PROMPT: Drop every picture and give the entries back exactly.

## start

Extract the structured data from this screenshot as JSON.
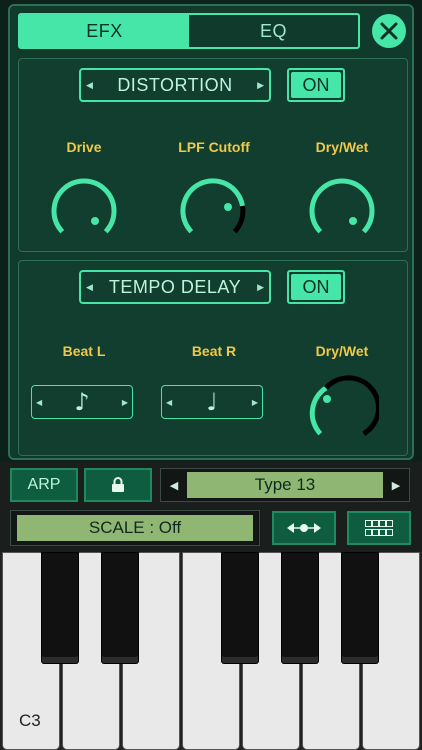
{
  "tabs": [
    {
      "label": "EFX",
      "active": true
    },
    {
      "label": "EQ",
      "active": false
    }
  ],
  "effect1": {
    "name": "DISTORTION",
    "state": "ON",
    "params": [
      "Drive",
      "LPF Cutoff",
      "Dry/Wet"
    ]
  },
  "effect2": {
    "name": "TEMPO DELAY",
    "state": "ON",
    "params": [
      "Beat L",
      "Beat R",
      "Dry/Wet"
    ],
    "beat_l_note": "♪",
    "beat_r_note": "♩"
  },
  "controls": {
    "arp_label": "ARP",
    "type_value": "Type 13",
    "scale_value": "SCALE : Off"
  },
  "keyboard": {
    "first_key_label": "C3"
  },
  "colors": {
    "accent": "#45e6a8",
    "label": "#f0c84a",
    "lcd": "#8fb672"
  },
  "icons": {
    "close": "close-icon",
    "lock": "lock-icon",
    "arrows": "arrows-expand-icon",
    "grid": "grid-icon"
  }
}
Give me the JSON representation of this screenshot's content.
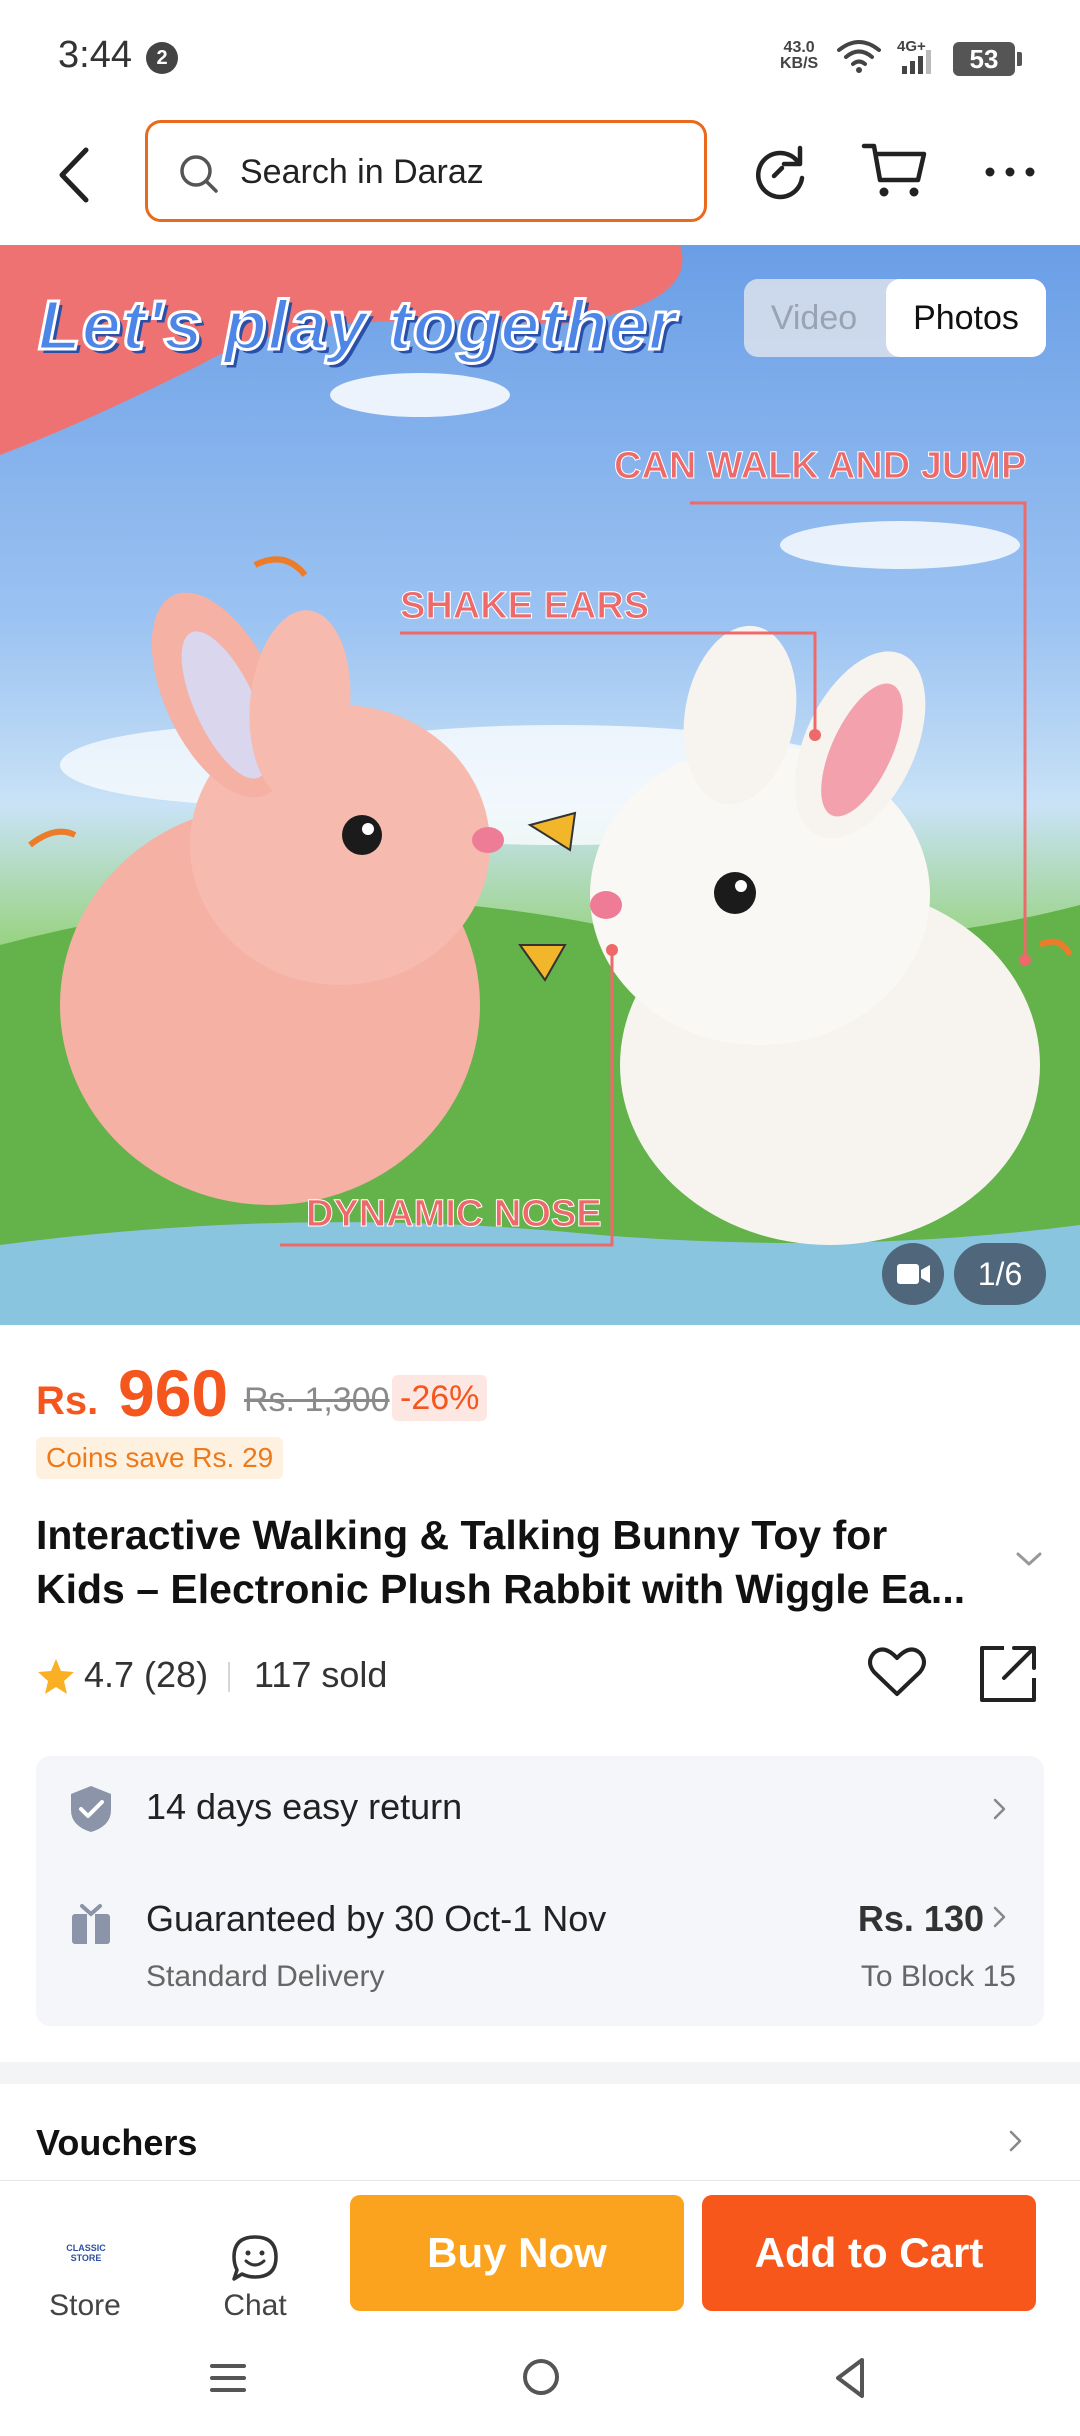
{
  "status_bar": {
    "time": "3:44",
    "notification_count": "2",
    "net_speed_value": "43.0",
    "net_speed_unit": "KB/S",
    "network_type": "4G+",
    "battery": "53"
  },
  "header": {
    "search_placeholder": "Search in Daraz",
    "icons": [
      "back-arrow",
      "search",
      "history-refresh",
      "cart",
      "more"
    ]
  },
  "hero": {
    "headline": "Let's play together",
    "callout_walk": "CAN WALK AND JUMP",
    "callout_ears": "SHAKE EARS",
    "callout_nose": "DYNAMIC NOSE",
    "toggle_video": "Video",
    "toggle_photos": "Photos",
    "page_counter": "1/6"
  },
  "product": {
    "price_currency": "Rs.",
    "price": "960",
    "original_price": "Rs. 1,300",
    "discount": "-26%",
    "coins_note": "Coins save Rs. 29",
    "title_line1": "Interactive Walking & Talking Bunny Toy for",
    "title_line2": "Kids – Electronic Plush Rabbit with Wiggle Ea...",
    "rating": "4.7 (28)",
    "sold": "117 sold"
  },
  "services": {
    "return_policy": "14 days easy return",
    "delivery_title": "Guaranteed by 30 Oct-1 Nov",
    "delivery_type": "Standard Delivery",
    "delivery_fee": "Rs. 130",
    "delivery_location": "To Block 15"
  },
  "vouchers": {
    "label": "Vouchers"
  },
  "action_bar": {
    "store_logo_text": "CLASSIC STORE",
    "store_label": "Store",
    "chat_label": "Chat",
    "buy_now": "Buy Now",
    "add_to_cart": "Add to Cart"
  },
  "colors": {
    "accent_orange": "#f4561d",
    "buy_now": "#fba31e",
    "add_to_cart": "#f8571b",
    "search_border": "#e96a1c"
  }
}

## end

FULL RESPONSE:
Extract the structured data from this screenshot as JSON.
{
  "tabs": [
    {
      "label": "EFX",
      "active": true
    },
    {
      "label": "EQ",
      "active": false
    }
  ],
  "effect1": {
    "name": "DISTORTION",
    "state": "ON",
    "params": [
      "Drive",
      "LPF Cutoff",
      "Dry/Wet"
    ]
  },
  "effect2": {
    "name": "TEMPO DELAY",
    "state": "ON",
    "params": [
      "Beat L",
      "Beat R",
      "Dry/Wet"
    ],
    "beat_l_note": "♪",
    "beat_r_note": "♩"
  },
  "controls": {
    "arp_label": "ARP",
    "type_value": "Type 13",
    "scale_value": "SCALE : Off"
  },
  "keyboard": {
    "first_key_label": "C3"
  },
  "colors": {
    "accent": "#45e6a8",
    "label": "#f0c84a",
    "lcd": "#8fb672"
  },
  "icons": {
    "close": "close-icon",
    "lock": "lock-icon",
    "arrows": "arrows-expand-icon",
    "grid": "grid-icon"
  }
}
Give me the JSON representation of this screenshot's content.
{
  "status_bar": {
    "time": "3:44",
    "notification_count": "2",
    "net_speed_value": "43.0",
    "net_speed_unit": "KB/S",
    "network_type": "4G+",
    "battery": "53"
  },
  "header": {
    "search_placeholder": "Search in Daraz",
    "icons": [
      "back-arrow",
      "search",
      "history-refresh",
      "cart",
      "more"
    ]
  },
  "hero": {
    "headline": "Let's play together",
    "callout_walk": "CAN WALK AND JUMP",
    "callout_ears": "SHAKE EARS",
    "callout_nose": "DYNAMIC NOSE",
    "toggle_video": "Video",
    "toggle_photos": "Photos",
    "page_counter": "1/6"
  },
  "product": {
    "price_currency": "Rs.",
    "price": "960",
    "original_price": "Rs. 1,300",
    "discount": "-26%",
    "coins_note": "Coins save Rs. 29",
    "title_line1": "Interactive Walking & Talking Bunny Toy for",
    "title_line2": "Kids – Electronic Plush Rabbit with Wiggle Ea...",
    "rating": "4.7 (28)",
    "sold": "117 sold"
  },
  "services": {
    "return_policy": "14 days easy return",
    "delivery_title": "Guaranteed by 30 Oct-1 Nov",
    "delivery_type": "Standard Delivery",
    "delivery_fee": "Rs. 130",
    "delivery_location": "To Block 15"
  },
  "vouchers": {
    "label": "Vouchers"
  },
  "action_bar": {
    "store_logo_text": "CLASSIC STORE",
    "store_label": "Store",
    "chat_label": "Chat",
    "buy_now": "Buy Now",
    "add_to_cart": "Add to Cart"
  },
  "colors": {
    "accent_orange": "#f4561d",
    "buy_now": "#fba31e",
    "add_to_cart": "#f8571b",
    "search_border": "#e96a1c"
  }
}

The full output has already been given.